**Task instructions:**
1. Please quote the Qianhong protocol text, starting with "Qianhong is a" and going on through "has received one.".
2. In the Qianhong protocol text, which system call does QH2WB use to split off a separate process for the engine?

**Document extract:**
Qianhong is a GUI that uses a very simple protocol, which translates to WB protocol almost 1-on-1. The major difference is that is has no notion of the engine playing a particular color; you have to send an explicit command to set the engine thinking for each move. In such a protocol the concept of 'force mode' is not needed. So the adapter interprets the WB 'force' and 'go' commands to decide if it should send a command to the QH plugin to produce a move, after that plugin has received one.
A more annoying difference between WB and QH protocol is that the latter has no way to set the engine to think a given (average) amount of time. Qianhong knows the concept of 'levels', but they are simple numbers, and it is not define what these numbers mean. So QH plugins use whatever amount of time they feel is appropriate for the level they run at. And this amount might vary during te game, .g. because the level corresponds to a fixed search depth.
I wrote a very simple adapter, QH2WB, to play Qianhong plugins under WinBoard. Unfortunately is uses Unix-type system calls, and can therefore only run under Cygwin, or when the cygwin1.dll is present in its folder. (It uses 'fork()' to split off a separate process for the engine, and then forks itself again into two processes, for communication from and to the engine, respectively.) So you will see two QH2WB.exe in the process list of the task manager for every QH plugin you are running through QH2WB.

[Dataset entries]
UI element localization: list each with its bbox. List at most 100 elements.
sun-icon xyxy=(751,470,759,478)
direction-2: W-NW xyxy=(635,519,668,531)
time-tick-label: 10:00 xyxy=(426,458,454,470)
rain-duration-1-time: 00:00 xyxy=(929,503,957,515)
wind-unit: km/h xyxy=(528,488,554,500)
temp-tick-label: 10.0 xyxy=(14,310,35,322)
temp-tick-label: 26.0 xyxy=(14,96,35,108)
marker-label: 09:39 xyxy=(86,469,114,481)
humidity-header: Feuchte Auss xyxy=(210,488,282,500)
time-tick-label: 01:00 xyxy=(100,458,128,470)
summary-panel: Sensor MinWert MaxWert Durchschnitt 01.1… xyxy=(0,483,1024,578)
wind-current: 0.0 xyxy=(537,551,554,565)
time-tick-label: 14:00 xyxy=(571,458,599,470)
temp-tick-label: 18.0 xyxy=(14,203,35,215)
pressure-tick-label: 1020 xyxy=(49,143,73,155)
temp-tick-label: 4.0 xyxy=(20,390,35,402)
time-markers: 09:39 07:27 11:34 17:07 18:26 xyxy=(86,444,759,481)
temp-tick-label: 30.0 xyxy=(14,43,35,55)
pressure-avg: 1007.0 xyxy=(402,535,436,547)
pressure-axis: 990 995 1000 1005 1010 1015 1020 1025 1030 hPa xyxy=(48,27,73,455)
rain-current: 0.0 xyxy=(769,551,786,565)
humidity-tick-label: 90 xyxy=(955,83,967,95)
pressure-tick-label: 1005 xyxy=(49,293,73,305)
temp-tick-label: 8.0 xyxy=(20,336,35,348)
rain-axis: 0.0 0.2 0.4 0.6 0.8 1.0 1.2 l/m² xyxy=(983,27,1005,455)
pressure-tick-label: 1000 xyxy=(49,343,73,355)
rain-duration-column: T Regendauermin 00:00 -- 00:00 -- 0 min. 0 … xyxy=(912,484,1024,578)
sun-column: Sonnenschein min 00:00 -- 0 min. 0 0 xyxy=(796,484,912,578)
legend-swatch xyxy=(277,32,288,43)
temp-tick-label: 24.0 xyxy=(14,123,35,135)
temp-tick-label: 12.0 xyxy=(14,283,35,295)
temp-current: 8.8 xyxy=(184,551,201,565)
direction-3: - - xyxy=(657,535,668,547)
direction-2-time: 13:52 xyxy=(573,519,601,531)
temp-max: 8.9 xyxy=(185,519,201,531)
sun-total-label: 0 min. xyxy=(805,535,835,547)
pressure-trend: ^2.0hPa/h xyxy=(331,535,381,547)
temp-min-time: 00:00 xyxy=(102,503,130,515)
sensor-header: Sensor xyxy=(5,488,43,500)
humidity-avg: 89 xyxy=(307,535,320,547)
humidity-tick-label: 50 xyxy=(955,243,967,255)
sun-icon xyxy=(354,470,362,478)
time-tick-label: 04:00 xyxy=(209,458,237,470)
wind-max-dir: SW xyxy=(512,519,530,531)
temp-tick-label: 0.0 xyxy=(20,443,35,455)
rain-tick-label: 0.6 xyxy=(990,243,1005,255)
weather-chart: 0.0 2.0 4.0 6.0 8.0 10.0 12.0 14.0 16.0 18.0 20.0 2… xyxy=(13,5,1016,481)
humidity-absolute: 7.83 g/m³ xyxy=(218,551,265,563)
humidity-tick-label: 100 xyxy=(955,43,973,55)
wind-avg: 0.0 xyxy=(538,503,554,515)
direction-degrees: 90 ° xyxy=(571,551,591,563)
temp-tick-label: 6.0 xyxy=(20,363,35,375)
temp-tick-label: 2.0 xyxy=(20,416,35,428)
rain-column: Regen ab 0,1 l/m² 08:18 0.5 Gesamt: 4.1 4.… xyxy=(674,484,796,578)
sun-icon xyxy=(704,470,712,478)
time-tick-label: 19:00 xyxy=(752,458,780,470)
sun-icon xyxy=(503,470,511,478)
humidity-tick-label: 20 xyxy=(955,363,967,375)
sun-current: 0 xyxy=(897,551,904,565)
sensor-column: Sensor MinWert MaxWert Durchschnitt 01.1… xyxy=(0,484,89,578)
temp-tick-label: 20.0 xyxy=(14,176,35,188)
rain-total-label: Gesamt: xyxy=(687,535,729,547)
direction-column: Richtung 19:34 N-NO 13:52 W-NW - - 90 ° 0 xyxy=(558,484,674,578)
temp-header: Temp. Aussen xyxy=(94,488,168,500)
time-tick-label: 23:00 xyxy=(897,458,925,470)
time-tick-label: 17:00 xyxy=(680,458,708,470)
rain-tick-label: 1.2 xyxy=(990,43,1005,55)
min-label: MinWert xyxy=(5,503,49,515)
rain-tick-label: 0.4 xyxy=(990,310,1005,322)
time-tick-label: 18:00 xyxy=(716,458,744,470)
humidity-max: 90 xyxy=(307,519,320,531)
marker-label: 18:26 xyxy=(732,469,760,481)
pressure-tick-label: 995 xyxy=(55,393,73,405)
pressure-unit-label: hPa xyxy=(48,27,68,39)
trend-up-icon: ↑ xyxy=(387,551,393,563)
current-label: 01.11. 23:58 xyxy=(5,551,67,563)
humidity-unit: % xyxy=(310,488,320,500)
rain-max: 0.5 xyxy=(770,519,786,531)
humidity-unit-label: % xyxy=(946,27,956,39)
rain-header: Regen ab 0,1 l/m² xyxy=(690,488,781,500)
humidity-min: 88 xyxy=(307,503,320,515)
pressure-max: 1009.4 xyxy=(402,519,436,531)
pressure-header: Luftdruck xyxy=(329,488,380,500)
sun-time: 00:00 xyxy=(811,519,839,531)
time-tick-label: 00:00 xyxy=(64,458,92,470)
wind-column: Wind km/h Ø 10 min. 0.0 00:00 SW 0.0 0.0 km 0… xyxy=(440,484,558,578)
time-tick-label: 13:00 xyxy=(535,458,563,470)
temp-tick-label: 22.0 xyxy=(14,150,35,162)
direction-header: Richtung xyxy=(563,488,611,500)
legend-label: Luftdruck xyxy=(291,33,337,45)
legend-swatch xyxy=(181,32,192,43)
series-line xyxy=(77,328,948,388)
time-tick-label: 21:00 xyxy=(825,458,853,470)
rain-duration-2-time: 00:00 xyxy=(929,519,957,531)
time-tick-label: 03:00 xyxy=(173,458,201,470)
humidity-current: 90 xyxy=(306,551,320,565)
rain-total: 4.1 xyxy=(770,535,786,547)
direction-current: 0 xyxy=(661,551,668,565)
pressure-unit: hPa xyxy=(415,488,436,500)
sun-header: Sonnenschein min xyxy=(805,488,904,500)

**Numbered answers:**
1.
Qianhong is a GUI that uses a very simple protocol, which translates to WB protocol almost 1-on-1. The major difference is that is has no notion of the engine playing a particular color; you have to send an explicit command to set the engine thinking for each move. In such a protocol the concept of 'force mode' is not needed. So the adapter interprets the WB 'force' and 'go' commands to decide if it should send a command to the QH plugin to produce a move, after that plugin has received one.

2. fork()